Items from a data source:
•••••

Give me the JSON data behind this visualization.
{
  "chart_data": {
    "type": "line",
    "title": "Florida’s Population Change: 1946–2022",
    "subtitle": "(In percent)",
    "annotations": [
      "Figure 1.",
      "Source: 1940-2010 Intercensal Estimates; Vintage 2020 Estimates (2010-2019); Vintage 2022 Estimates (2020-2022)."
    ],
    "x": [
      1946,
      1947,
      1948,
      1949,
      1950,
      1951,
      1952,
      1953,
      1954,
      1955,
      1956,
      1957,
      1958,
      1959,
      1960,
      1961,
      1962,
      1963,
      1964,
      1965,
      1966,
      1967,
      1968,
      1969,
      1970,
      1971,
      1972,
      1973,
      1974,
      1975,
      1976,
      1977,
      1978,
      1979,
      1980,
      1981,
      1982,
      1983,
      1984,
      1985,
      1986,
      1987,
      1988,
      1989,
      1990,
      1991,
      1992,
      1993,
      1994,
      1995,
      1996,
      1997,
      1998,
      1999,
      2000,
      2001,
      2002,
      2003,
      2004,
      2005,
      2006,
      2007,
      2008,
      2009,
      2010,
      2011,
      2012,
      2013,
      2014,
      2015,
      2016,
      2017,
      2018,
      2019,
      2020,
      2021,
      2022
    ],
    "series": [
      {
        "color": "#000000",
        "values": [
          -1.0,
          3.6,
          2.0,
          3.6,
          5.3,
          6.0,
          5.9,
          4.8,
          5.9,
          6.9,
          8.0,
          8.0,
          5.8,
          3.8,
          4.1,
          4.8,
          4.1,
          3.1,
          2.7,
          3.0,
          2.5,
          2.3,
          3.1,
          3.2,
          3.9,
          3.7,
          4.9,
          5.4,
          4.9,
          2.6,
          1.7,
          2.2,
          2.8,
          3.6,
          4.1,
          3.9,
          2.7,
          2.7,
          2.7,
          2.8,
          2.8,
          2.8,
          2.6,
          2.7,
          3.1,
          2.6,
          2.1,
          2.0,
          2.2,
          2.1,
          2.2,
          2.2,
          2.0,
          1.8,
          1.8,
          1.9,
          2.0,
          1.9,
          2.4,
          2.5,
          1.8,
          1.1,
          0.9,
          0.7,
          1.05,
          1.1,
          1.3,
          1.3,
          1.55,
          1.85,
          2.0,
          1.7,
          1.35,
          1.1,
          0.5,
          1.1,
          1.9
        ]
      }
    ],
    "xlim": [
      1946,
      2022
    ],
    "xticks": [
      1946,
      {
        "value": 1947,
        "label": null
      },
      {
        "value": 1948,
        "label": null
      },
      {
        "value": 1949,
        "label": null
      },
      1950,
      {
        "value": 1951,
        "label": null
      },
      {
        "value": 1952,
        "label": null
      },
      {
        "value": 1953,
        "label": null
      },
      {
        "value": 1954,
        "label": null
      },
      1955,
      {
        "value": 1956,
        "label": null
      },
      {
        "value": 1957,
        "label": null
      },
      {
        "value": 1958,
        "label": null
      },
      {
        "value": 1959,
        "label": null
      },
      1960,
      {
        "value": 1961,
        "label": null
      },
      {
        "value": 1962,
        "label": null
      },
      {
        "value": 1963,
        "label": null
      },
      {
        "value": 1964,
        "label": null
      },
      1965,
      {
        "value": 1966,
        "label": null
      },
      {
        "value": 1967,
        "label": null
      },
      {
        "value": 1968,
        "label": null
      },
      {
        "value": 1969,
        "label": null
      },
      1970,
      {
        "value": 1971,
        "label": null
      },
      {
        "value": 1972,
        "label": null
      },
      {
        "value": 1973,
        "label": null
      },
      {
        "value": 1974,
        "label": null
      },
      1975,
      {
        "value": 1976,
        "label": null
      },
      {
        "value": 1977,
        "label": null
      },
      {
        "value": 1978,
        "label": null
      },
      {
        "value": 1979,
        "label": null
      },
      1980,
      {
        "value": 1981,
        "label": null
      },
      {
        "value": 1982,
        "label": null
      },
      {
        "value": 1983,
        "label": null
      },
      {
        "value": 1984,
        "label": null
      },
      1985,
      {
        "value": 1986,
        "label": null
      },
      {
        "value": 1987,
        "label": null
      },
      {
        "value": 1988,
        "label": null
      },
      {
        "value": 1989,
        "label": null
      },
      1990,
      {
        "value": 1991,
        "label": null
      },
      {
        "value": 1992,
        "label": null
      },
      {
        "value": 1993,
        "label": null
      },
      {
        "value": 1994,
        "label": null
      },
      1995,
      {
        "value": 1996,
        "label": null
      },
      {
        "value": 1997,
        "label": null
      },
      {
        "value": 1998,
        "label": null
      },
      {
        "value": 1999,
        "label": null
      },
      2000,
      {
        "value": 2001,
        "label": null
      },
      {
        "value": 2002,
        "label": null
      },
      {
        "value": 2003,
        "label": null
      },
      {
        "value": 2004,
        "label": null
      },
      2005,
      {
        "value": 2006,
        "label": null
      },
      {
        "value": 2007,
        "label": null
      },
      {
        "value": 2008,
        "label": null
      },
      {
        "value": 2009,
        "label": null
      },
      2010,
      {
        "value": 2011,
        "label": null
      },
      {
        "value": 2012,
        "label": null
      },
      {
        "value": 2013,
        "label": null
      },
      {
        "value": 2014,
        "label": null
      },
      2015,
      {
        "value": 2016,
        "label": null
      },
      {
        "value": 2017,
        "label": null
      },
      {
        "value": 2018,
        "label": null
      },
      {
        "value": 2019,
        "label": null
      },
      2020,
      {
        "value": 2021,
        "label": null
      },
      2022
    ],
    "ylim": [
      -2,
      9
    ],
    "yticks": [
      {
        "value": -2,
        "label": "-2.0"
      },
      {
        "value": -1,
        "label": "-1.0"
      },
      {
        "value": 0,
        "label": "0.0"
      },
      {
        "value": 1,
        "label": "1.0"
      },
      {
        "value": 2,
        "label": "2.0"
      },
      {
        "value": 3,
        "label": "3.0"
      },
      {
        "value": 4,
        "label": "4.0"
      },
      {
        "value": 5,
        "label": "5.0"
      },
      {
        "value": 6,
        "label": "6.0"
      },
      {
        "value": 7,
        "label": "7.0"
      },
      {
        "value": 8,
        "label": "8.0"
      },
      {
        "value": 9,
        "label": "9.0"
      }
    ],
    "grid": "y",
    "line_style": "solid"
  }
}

•••••

* _WHAT IS NEEDED_
Make an exact copy of the listing, including every line.

* _IN RESPONSE_
Give me the JSON data behind this visualization.
{
  "chart_data": {
    "type": "line",
    "title": "Florida’s Population Change: 1946–2022",
    "subtitle": "(In percent)",
    "annotations": [
      "Figure 1.",
      "Source: 1940-2010 Intercensal Estimates; Vintage 2020 Estimates (2010-2019); Vintage 2022 Estimates (2020-2022)."
    ],
    "x": [
      1946,
      1947,
      1948,
      1949,
      1950,
      1951,
      1952,
      1953,
      1954,
      1955,
      1956,
      1957,
      1958,
      1959,
      1960,
      1961,
      1962,
      1963,
      1964,
      1965,
      1966,
      1967,
      1968,
      1969,
      1970,
      1971,
      1972,
      1973,
      1974,
      1975,
      1976,
      1977,
      1978,
      1979,
      1980,
      1981,
      1982,
      1983,
      1984,
      1985,
      1986,
      1987,
      1988,
      1989,
      1990,
      1991,
      1992,
      1993,
      1994,
      1995,
      1996,
      1997,
      1998,
      1999,
      2000,
      2001,
      2002,
      2003,
      2004,
      2005,
      2006,
      2007,
      2008,
      2009,
      2010,
      2011,
      2012,
      2013,
      2014,
      2015,
      2016,
      2017,
      2018,
      2019,
      2020,
      2021,
      2022
    ],
    "series": [
      {
        "color": "#000000",
        "values": [
          -1.0,
          3.6,
          2.0,
          3.6,
          5.3,
          6.0,
          5.9,
          4.8,
          5.9,
          6.9,
          8.0,
          8.0,
          5.8,
          3.8,
          4.1,
          4.8,
          4.1,
          3.1,
          2.7,
          3.0,
          2.5,
          2.3,
          3.1,
          3.2,
          3.9,
          3.7,
          4.9,
          5.4,
          4.9,
          2.6,
          1.7,
          2.2,
          2.8,
          3.6,
          4.1,
          3.9,
          2.7,
          2.7,
          2.7,
          2.8,
          2.8,
          2.8,
          2.6,
          2.7,
          3.1,
          2.6,
          2.1,
          2.0,
          2.2,
          2.1,
          2.2,
          2.2,
          2.0,
          1.8,
          1.8,
          1.9,
          2.0,
          1.9,
          2.4,
          2.5,
          1.8,
          1.1,
          0.9,
          0.7,
          1.05,
          1.1,
          1.3,
          1.3,
          1.55,
          1.85,
          2.0,
          1.7,
          1.35,
          1.1,
          0.5,
          1.1,
          1.9
        ]
      }
    ],
    "xlim": [
      1946,
      2022
    ],
    "xticks": [
      1946,
      {
        "value": 1947,
        "label": null
      },
      {
        "value": 1948,
        "label": null
      },
      {
        "value": 1949,
        "label": null
      },
      1950,
      {
        "value": 1951,
        "label": null
      },
      {
        "value": 1952,
        "label": null
      },
      {
        "value": 1953,
        "label": null
      },
      {
        "value": 1954,
        "label": null
      },
      1955,
      {
        "value": 1956,
        "label": null
      },
      {
        "value": 1957,
        "label": null
      },
      {
        "value": 1958,
        "label": null
      },
      {
        "value": 1959,
        "label": null
      },
      1960,
      {
        "value": 1961,
        "label": null
      },
      {
        "value": 1962,
        "label": null
      },
      {
        "value": 1963,
        "label": null
      },
      {
        "value": 1964,
        "label": null
      },
      1965,
      {
        "value": 1966,
        "label": null
      },
      {
        "value": 1967,
        "label": null
      },
      {
        "value": 1968,
        "label": null
      },
      {
        "value": 1969,
        "label": null
      },
      1970,
      {
        "value": 1971,
        "label": null
      },
      {
        "value": 1972,
        "label": null
      },
      {
        "value": 1973,
        "label": null
      },
      {
        "value": 1974,
        "label": null
      },
      1975,
      {
        "value": 1976,
        "label": null
      },
      {
        "value": 1977,
        "label": null
      },
      {
        "value": 1978,
        "label": null
      },
      {
        "value": 1979,
        "label": null
      },
      1980,
      {
        "value": 1981,
        "label": null
      },
      {
        "value": 1982,
        "label": null
      },
      {
        "value": 1983,
        "label": null
      },
      {
        "value": 1984,
        "label": null
      },
      1985,
      {
        "value": 1986,
        "label": null
      },
      {
        "value": 1987,
        "label": null
      },
      {
        "value": 1988,
        "label": null
      },
      {
        "value": 1989,
        "label": null
      },
      1990,
      {
        "value": 1991,
        "label": null
      },
      {
        "value": 1992,
        "label": null
      },
      {
        "value": 1993,
        "label": null
      },
      {
        "value": 1994,
        "label": null
      },
      1995,
      {
        "value": 1996,
        "label": null
      },
      {
        "value": 1997,
        "label": null
      },
      {
        "value": 1998,
        "label": null
      },
      {
        "value": 1999,
        "label": null
      },
      2000,
      {
        "value": 2001,
        "label": null
      },
      {
        "value": 2002,
        "label": null
      },
      {
        "value": 2003,
        "label": null
      },
      {
        "value": 2004,
        "label": null
      },
      2005,
      {
        "value": 2006,
        "label": null
      },
      {
        "value": 2007,
        "label": null
      },
      {
        "value": 2008,
        "label": null
      },
      {
        "value": 2009,
        "label": null
      },
      2010,
      {
        "value": 2011,
        "label": null
      },
      {
        "value": 2012,
        "label": null
      },
      {
        "value": 2013,
        "label": null
      },
      {
        "value": 2014,
        "label": null
      },
      2015,
      {
        "value": 2016,
        "label": null
      },
      {
        "value": 2017,
        "label": null
      },
      {
        "value": 2018,
        "label": null
      },
      {
        "value": 2019,
        "label": null
      },
      2020,
      {
        "value": 2021,
        "label": null
      },
      2022
    ],
    "ylim": [
      -2,
      9
    ],
    "yticks": [
      {
        "value": -2,
        "label": "-2.0"
      },
      {
        "value": -1,
        "label": "-1.0"
      },
      {
        "value": 0,
        "label": "0.0"
      },
      {
        "value": 1,
        "label": "1.0"
      },
      {
        "value": 2,
        "label": "2.0"
      },
      {
        "value": 3,
        "label": "3.0"
      },
      {
        "value": 4,
        "label": "4.0"
      },
      {
        "value": 5,
        "label": "5.0"
      },
      {
        "value": 6,
        "label": "6.0"
      },
      {
        "value": 7,
        "label": "7.0"
      },
      {
        "value": 8,
        "label": "8.0"
      },
      {
        "value": 9,
        "label": "9.0"
      }
    ],
    "grid": "y",
    "line_style": "solid"
  }
}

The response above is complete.